What is expected: From the line containing "Serialize everything readable" to the last line of the data below, copy everything exactly and nothing else; pictures stay out.

* Begin *

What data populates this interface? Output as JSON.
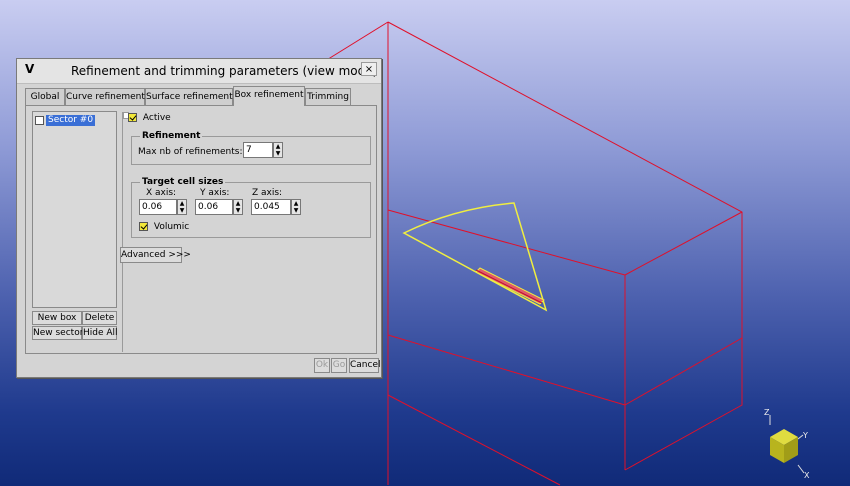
{
  "dialog": {
    "title": "Refinement and trimming parameters  (view mode)",
    "close_glyph": "×",
    "app_icon": "V"
  },
  "tabs": [
    {
      "label": "Global"
    },
    {
      "label": "Curve refinement"
    },
    {
      "label": "Surface refinement"
    },
    {
      "label": "Box refinement",
      "active": true
    },
    {
      "label": "Trimming"
    }
  ],
  "sector_list": {
    "items": [
      {
        "label": "Sector #0",
        "checked": false,
        "selected": true
      }
    ]
  },
  "list_buttons": {
    "new_box": "New box",
    "delete": "Delete",
    "new_sector": "New sector",
    "hide_all": "Hide All"
  },
  "active": {
    "label": "Active",
    "checked": true
  },
  "refinement": {
    "title": "Refinement",
    "max_label": "Max nb of refinements:",
    "max_value": "7"
  },
  "cell_sizes": {
    "title": "Target cell sizes",
    "x_label": "X axis:",
    "x_value": "0.06",
    "y_label": "Y axis:",
    "y_value": "0.06",
    "z_label": "Z axis:",
    "z_value": "0.045",
    "volumic_label": "Volumic",
    "volumic_checked": true
  },
  "advanced_label": "Advanced >>>",
  "footer": {
    "ok": "Ok",
    "go": "Go",
    "cancel": "Cancel"
  },
  "axes": {
    "x": "X",
    "y": "Y",
    "z": "Z"
  },
  "colors": {
    "box_edges": "#e0102a",
    "sector_outline": "#f0ee40",
    "gizmo_cube": "#c8c428"
  }
}
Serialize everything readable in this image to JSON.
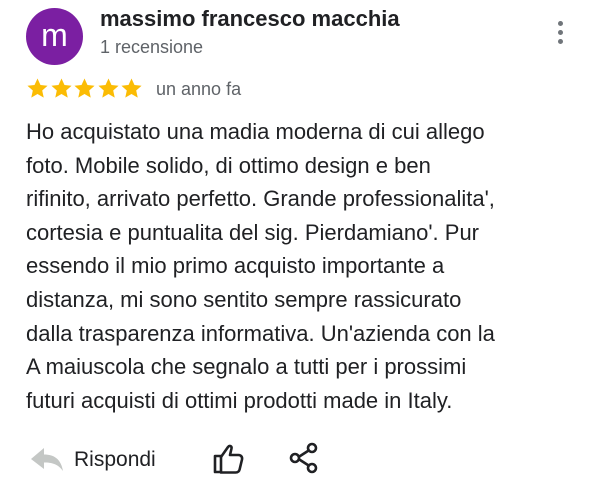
{
  "review": {
    "author_name": "massimo francesco macchia",
    "author_initial": "m",
    "review_count": "1 recensione",
    "rating": 5,
    "rating_max": 5,
    "date": "un anno fa",
    "text": "Ho acquistato una madia moderna di cui allego\nfoto. Mobile solido, di ottimo design e ben\nrifinito, arrivato perfetto. Grande professionalita',\ncortesia e puntualita del sig. Pierdamiano'. Pur\nessendo il mio primo acquisto importante a\ndistanza, mi sono sentito sempre  rassicurato\ndalla trasparenza informativa. Un'azienda  con la\nA maiuscola che segnalo  a tutti per i  prossimi\nfuturi  acquisti di ottimi prodotti made in Italy."
  },
  "actions": {
    "reply_label": "Rispondi",
    "reply_icon": "reply-arrow-icon",
    "like_icon": "thumbs-up-icon",
    "share_icon": "share-icon",
    "more_icon": "more-vertical-icon"
  },
  "colors": {
    "avatar_bg": "#7b1fa2",
    "star": "#fbbc04",
    "reply_icon": "#c4c7c5",
    "icon": "#202124",
    "text_primary": "#202124",
    "text_secondary": "#5f6368"
  }
}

* End *

Written solution:
Serialize everything readable in this image to JSON.
{
  "review": {
    "author_name": "massimo francesco macchia",
    "author_initial": "m",
    "review_count": "1 recensione",
    "rating": 5,
    "rating_max": 5,
    "date": "un anno fa",
    "text": "Ho acquistato una madia moderna di cui allego\nfoto. Mobile solido, di ottimo design e ben\nrifinito, arrivato perfetto. Grande professionalita',\ncortesia e puntualita del sig. Pierdamiano'. Pur\nessendo il mio primo acquisto importante a\ndistanza, mi sono sentito sempre  rassicurato\ndalla trasparenza informativa. Un'azienda  con la\nA maiuscola che segnalo  a tutti per i  prossimi\nfuturi  acquisti di ottimi prodotti made in Italy."
  },
  "actions": {
    "reply_label": "Rispondi",
    "reply_icon": "reply-arrow-icon",
    "like_icon": "thumbs-up-icon",
    "share_icon": "share-icon",
    "more_icon": "more-vertical-icon"
  },
  "colors": {
    "avatar_bg": "#7b1fa2",
    "star": "#fbbc04",
    "reply_icon": "#c4c7c5",
    "icon": "#202124",
    "text_primary": "#202124",
    "text_secondary": "#5f6368"
  }
}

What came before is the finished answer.